──────── Stored rows ────────

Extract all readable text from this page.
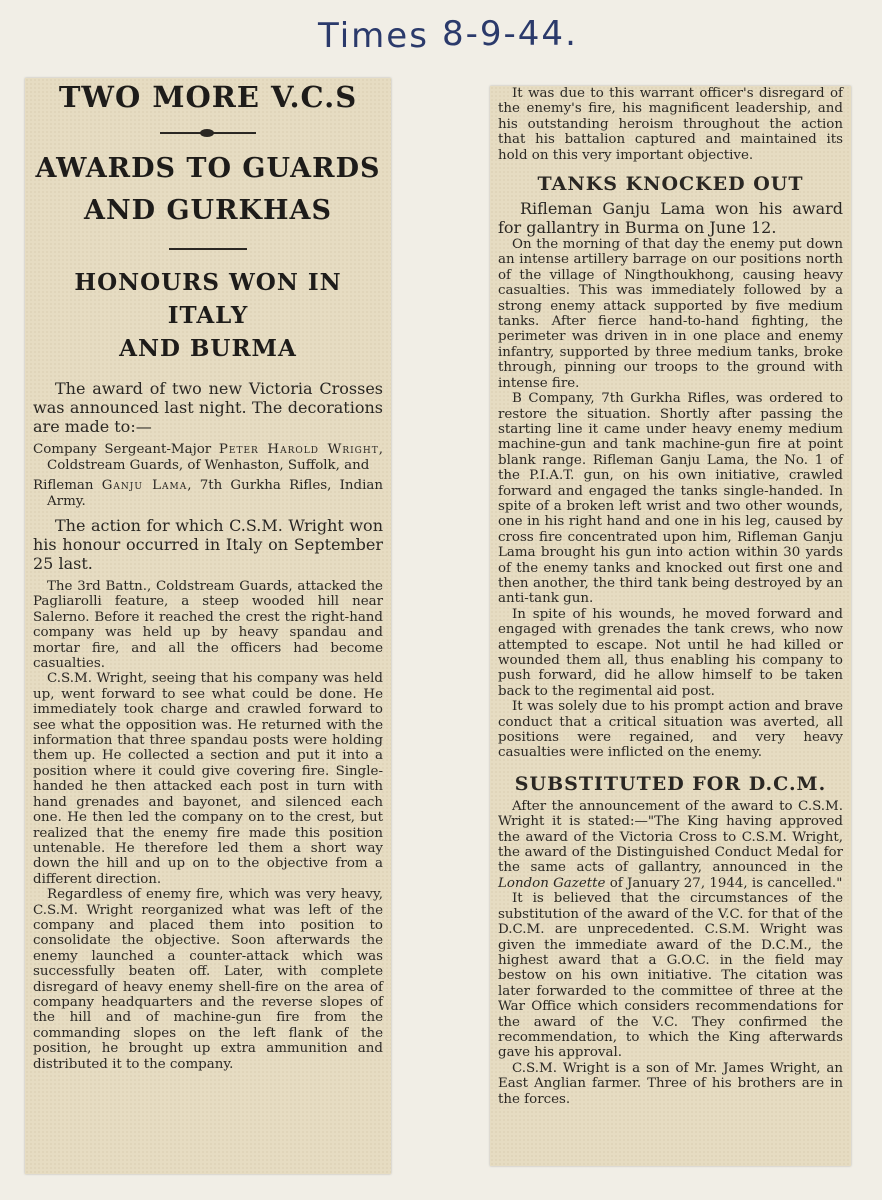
Times 8-9-44.
TWO MORE V.C.S
AWARDS TO GUARDS
AND GURKHAS
HONOURS WON IN ITALY
AND BURMA

The award of two new Victoria Crosses was announced last night. The decorations are made to:—

Company Sergeant-Major Peter Harold Wright, Coldstream Guards, of Wenhaston, Suffolk, and

Rifleman Ganju Lama, 7th Gurkha Rifles, Indian Army.

The action for which C.S.M. Wright won his honour occurred in Italy on September 25 last.

The 3rd Battn., Coldstream Guards, attacked the Pagliarolli feature, a steep wooded hill near Salerno. Before it reached the crest the right-hand company was held up by heavy spandau and mortar fire, and all the officers had become casualties.

C.S.M. Wright, seeing that his company was held up, went forward to see what could be done. He immediately took charge and crawled forward to see what the opposition was. He returned with the information that three spandau posts were holding them up. He collected a section and put it into a position where it could give covering fire. Single-handed he then attacked each post in turn with hand grenades and bayonet, and silenced each one. He then led the company on to the crest, but realized that the enemy fire made this position untenable. He therefore led them a short way down the hill and up on to the objective from a different direction.

Regardless of enemy fire, which was very heavy, C.S.M. Wright reorganized what was left of the company and placed them into position to consolidate the objective. Soon afterwards the enemy launched a counter-attack which was successfully beaten off. Later, with complete disregard of heavy enemy shell-fire on the area of company headquarters and the reverse slopes of the hill and of machine-gun fire from the commanding slopes on the left flank of the position, he brought up extra ammunition and distributed it to the company.

It was due to this warrant officer's disregard of the enemy's fire, his magnificent leadership, and his outstanding heroism throughout the action that his battalion captured and maintained its hold on this very important objective.

TANKS KNOCKED OUT

Rifleman Ganju Lama won his award for gallantry in Burma on June 12.

On the morning of that day the enemy put down an intense artillery barrage on our positions north of the village of Ningthoukhong, causing heavy casualties. This was immediately followed by a strong enemy attack supported by five medium tanks. After fierce hand-to-hand fighting, the perimeter was driven in in one place and enemy infantry, supported by three medium tanks, broke through, pinning our troops to the ground with intense fire.

B Company, 7th Gurkha Rifles, was ordered to restore the situation. Shortly after passing the starting line it came under heavy enemy medium machine-gun and tank machine-gun fire at point blank range. Rifleman Ganju Lama, the No. 1 of the P.I.A.T. gun, on his own initiative, crawled forward and engaged the tanks single-handed. In spite of a broken left wrist and two other wounds, one in his right hand and one in his leg, caused by cross fire concentrated upon him, Rifleman Ganju Lama brought his gun into action within 30 yards of the enemy tanks and knocked out first one and then another, the third tank being destroyed by an anti-tank gun.

In spite of his wounds, he moved forward and engaged with grenades the tank crews, who now attempted to escape. Not until he had killed or wounded them all, thus enabling his company to push forward, did he allow himself to be taken back to the regimental aid post.

It was solely due to his prompt action and brave conduct that a critical situation was averted, all positions were regained, and very heavy casualties were inflicted on the enemy.

SUBSTITUTED FOR D.C.M.

After the announcement of the award to C.S.M. Wright it is stated:—"The King having approved the award of the Victoria Cross to C.S.M. Wright, the award of the Distinguished Conduct Medal for the same acts of gallantry, announced in the London Gazette of January 27, 1944, is cancelled."

It is believed that the circumstances of the substitution of the award of the V.C. for that of the D.C.M. are unprecedented. C.S.M. Wright was given the immediate award of the D.C.M., the highest award that a G.O.C. in the field may bestow on his own initiative. The citation was later forwarded to the committee of three at the War Office which considers recommendations for the award of the V.C. They confirmed the recommendation, to which the King afterwards gave his approval.

C.S.M. Wright is a son of Mr. James Wright, an East Anglian farmer. Three of his brothers are in the forces.
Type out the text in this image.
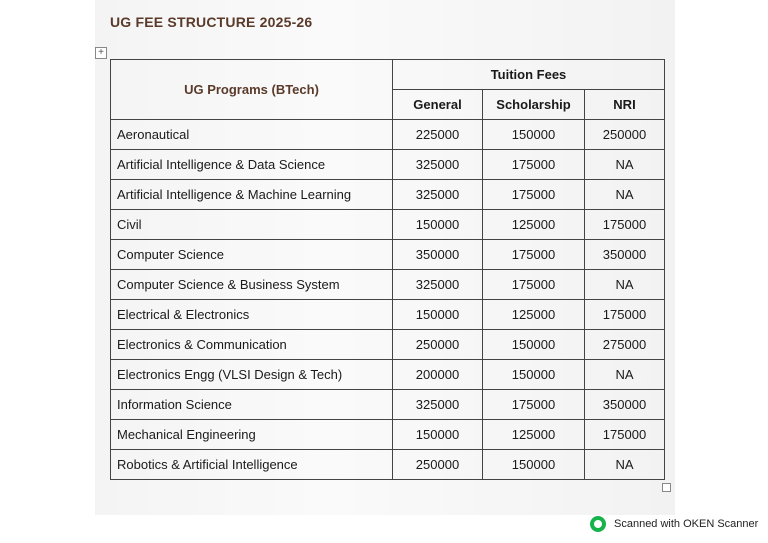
UG FEE STRUCTURE 2025-26
+
UG Programs (BTech)	Tuition Fees		
	General	Scholarship	NRI
Aeronautical	225000	150000	250000
Artificial Intelligence & Data Science	325000	175000	NA
Artificial Intelligence & Machine Learning	325000	175000	NA
Civil	150000	125000	175000
Computer Science	350000	175000	350000
Computer Science & Business System	325000	175000	NA
Electrical & Electronics	150000	125000	175000
Electronics & Communication	250000	150000	275000
Electronics Engg (VLSI Design & Tech)	200000	150000	NA
Information Science	325000	175000	350000
Mechanical Engineering	150000	125000	175000
Robotics & Artificial Intelligence	250000	150000	NA
Scanned with OKEN Scanner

────────

*Given task:*
Please retype the entries above word for word, but only from the line containing "Type out the text in this image." through the last line, and without the pictures.

*Result:*
Type out the text in this image.
UG FEE STRUCTURE 2025-26
+
UG Programs (BTech)	Tuition Fees		
	General	Scholarship	NRI
Aeronautical	225000	150000	250000
Artificial Intelligence & Data Science	325000	175000	NA
Artificial Intelligence & Machine Learning	325000	175000	NA
Civil	150000	125000	175000
Computer Science	350000	175000	350000
Computer Science & Business System	325000	175000	NA
Electrical & Electronics	150000	125000	175000
Electronics & Communication	250000	150000	275000
Electronics Engg (VLSI Design & Tech)	200000	150000	NA
Information Science	325000	175000	350000
Mechanical Engineering	150000	125000	175000
Robotics & Artificial Intelligence	250000	150000	NA
Scanned with OKEN Scanner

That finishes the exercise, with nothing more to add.